> [EXERCISE DIRECTIONS]
Copy each line in which the string "name" occurs.

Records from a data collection
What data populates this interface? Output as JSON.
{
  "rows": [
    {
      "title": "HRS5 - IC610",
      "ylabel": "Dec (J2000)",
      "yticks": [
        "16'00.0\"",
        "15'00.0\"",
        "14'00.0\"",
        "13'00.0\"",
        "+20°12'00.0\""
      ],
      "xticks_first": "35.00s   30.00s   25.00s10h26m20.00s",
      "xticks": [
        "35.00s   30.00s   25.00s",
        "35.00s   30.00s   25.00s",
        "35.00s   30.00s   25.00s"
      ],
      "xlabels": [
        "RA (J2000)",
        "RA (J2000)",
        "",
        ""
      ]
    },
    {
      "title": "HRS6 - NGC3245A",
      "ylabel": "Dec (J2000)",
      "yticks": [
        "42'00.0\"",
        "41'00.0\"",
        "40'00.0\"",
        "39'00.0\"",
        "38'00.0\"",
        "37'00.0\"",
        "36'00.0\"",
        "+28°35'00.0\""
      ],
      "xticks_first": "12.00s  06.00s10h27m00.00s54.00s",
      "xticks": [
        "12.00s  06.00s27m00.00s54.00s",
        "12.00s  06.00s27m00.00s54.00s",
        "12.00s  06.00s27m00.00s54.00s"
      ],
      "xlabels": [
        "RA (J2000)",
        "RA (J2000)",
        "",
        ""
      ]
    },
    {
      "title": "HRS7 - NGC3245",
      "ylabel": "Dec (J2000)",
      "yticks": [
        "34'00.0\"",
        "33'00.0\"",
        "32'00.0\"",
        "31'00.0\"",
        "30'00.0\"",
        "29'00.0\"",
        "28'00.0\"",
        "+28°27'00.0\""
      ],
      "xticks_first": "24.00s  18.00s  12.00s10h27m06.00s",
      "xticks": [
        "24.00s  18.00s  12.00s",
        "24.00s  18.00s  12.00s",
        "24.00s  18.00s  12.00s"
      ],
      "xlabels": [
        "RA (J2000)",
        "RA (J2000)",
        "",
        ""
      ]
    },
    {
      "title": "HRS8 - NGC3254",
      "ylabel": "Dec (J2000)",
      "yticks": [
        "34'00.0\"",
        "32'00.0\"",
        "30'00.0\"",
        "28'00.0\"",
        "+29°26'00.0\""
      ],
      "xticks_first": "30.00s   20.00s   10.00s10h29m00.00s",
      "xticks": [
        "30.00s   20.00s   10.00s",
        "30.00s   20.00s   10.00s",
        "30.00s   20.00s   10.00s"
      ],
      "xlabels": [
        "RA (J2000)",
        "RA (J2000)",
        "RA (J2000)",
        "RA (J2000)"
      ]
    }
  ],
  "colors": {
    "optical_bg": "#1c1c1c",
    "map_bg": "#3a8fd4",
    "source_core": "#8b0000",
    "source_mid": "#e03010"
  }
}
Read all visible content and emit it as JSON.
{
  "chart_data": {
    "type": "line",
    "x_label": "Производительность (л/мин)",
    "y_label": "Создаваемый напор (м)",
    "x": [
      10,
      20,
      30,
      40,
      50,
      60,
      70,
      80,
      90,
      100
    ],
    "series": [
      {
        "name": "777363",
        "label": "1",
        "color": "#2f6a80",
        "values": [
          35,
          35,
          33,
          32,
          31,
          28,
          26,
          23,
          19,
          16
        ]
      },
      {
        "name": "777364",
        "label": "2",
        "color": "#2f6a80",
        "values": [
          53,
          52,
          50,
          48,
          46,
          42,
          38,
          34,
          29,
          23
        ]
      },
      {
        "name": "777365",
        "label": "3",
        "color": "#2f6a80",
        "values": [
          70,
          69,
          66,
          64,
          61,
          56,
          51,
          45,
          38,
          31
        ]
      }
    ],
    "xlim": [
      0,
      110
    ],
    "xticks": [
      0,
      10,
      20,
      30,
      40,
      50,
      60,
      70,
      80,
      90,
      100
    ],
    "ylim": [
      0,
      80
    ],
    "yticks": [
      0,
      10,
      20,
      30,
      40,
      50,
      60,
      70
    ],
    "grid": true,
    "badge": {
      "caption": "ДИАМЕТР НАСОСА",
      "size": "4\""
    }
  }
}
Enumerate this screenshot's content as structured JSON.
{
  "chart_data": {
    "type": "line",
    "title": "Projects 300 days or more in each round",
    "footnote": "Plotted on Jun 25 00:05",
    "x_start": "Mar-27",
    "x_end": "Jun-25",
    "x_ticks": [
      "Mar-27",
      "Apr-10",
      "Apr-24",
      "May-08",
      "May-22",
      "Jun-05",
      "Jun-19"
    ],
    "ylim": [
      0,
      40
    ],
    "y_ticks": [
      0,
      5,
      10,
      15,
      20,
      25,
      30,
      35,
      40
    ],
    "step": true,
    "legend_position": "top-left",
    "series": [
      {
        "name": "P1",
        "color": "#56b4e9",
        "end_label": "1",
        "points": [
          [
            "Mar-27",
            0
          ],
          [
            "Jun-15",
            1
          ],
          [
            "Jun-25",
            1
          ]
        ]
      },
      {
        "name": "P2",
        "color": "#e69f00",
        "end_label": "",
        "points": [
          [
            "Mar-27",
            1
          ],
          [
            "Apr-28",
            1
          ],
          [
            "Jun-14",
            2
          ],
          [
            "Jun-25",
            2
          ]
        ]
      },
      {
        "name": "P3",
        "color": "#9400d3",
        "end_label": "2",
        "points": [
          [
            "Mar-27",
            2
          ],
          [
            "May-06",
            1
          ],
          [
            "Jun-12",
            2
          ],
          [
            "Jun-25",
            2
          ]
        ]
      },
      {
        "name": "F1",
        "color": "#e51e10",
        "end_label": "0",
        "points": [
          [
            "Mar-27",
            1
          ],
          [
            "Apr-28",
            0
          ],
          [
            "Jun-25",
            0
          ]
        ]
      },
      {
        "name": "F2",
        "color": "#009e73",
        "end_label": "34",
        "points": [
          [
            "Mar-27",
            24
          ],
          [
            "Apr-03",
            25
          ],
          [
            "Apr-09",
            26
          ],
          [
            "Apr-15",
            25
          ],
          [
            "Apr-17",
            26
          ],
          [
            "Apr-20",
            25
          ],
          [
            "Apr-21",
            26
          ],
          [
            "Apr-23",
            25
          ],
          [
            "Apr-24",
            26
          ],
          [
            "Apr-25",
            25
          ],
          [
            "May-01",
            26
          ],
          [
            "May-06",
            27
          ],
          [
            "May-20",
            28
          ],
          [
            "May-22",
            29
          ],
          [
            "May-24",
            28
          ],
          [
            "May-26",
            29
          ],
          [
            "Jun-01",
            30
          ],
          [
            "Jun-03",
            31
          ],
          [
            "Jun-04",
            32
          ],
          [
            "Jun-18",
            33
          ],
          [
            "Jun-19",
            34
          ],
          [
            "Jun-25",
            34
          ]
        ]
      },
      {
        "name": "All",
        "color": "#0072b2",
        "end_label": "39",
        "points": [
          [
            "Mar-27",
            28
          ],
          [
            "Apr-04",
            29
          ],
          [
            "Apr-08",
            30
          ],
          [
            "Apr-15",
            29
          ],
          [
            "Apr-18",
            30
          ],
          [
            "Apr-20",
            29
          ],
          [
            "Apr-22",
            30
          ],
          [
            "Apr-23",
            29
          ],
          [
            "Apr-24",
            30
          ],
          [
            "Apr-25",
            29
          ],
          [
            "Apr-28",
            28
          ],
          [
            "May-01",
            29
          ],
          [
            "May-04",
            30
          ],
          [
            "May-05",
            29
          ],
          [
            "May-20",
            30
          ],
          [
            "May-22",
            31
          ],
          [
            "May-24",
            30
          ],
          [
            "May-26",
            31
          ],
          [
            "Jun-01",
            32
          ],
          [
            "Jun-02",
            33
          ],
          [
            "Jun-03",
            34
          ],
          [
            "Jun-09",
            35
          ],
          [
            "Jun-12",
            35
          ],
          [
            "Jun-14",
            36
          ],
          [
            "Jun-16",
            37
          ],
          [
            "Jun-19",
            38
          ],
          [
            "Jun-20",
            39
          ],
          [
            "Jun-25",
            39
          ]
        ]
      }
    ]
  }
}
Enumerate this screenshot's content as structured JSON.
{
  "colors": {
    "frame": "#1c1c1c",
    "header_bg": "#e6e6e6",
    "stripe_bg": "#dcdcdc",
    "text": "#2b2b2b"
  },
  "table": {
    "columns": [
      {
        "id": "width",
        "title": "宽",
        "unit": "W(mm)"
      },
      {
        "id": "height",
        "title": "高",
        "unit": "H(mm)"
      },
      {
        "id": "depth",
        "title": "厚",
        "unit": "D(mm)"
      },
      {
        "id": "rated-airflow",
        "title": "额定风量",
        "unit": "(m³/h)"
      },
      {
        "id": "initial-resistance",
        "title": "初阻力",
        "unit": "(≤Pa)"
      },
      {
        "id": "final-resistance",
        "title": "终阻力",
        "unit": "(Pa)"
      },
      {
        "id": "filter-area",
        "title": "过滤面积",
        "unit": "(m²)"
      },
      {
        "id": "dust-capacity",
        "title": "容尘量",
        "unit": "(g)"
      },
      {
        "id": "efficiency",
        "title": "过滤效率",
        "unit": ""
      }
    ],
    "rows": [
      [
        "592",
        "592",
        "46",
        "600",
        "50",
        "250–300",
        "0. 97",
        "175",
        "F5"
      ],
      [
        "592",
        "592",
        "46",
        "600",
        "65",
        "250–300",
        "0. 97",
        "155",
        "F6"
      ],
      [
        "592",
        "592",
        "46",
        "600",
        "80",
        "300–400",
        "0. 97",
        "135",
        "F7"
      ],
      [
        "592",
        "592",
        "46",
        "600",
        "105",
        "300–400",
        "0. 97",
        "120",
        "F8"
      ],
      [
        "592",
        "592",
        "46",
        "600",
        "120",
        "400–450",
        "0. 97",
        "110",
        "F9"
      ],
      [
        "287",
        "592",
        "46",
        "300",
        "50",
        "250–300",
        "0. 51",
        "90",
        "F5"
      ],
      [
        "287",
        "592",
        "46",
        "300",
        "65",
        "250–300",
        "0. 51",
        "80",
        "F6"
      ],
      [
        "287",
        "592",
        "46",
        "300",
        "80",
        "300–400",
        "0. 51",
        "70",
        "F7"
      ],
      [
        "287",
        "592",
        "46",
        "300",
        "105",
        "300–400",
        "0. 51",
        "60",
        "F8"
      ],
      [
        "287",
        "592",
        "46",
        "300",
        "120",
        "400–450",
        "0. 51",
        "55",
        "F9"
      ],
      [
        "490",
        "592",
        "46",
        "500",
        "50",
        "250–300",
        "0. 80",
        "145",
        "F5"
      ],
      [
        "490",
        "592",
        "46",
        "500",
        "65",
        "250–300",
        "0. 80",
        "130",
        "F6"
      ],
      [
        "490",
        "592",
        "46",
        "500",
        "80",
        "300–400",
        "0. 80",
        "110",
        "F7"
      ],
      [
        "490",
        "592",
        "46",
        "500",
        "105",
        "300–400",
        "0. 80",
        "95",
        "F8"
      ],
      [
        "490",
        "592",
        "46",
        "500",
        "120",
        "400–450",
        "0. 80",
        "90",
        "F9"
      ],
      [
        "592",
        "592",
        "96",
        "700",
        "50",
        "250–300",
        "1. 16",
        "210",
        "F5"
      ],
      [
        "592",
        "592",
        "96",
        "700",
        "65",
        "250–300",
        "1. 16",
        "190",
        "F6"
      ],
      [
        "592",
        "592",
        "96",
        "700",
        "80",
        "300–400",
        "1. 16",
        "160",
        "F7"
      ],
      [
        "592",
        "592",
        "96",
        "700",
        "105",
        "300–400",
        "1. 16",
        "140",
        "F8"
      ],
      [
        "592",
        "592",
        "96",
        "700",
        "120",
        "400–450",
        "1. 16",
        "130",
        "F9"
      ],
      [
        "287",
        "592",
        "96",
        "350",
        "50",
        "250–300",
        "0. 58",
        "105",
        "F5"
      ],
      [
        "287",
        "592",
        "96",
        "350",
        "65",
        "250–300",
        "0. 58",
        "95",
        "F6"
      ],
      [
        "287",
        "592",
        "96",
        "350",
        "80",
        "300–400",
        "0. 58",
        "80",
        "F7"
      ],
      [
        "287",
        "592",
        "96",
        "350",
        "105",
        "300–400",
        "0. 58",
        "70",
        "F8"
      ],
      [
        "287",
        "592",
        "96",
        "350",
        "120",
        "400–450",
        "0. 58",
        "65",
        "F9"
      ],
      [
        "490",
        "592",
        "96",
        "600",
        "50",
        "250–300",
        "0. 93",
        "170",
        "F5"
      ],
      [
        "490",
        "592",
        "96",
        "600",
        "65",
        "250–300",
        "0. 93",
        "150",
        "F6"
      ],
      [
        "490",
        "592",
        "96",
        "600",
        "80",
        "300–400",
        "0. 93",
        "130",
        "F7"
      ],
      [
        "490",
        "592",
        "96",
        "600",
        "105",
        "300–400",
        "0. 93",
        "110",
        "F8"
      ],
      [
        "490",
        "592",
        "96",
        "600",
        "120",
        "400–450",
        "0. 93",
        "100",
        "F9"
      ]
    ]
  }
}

> [ANSWER IN FULL]
        "name": "777363",
        "name": "777364",
        "name": "777365",
        "name": "P1",
        "name": "P2",
        "name": "P3",
        "name": "F1",
        "name": "F2",
        "name": "All",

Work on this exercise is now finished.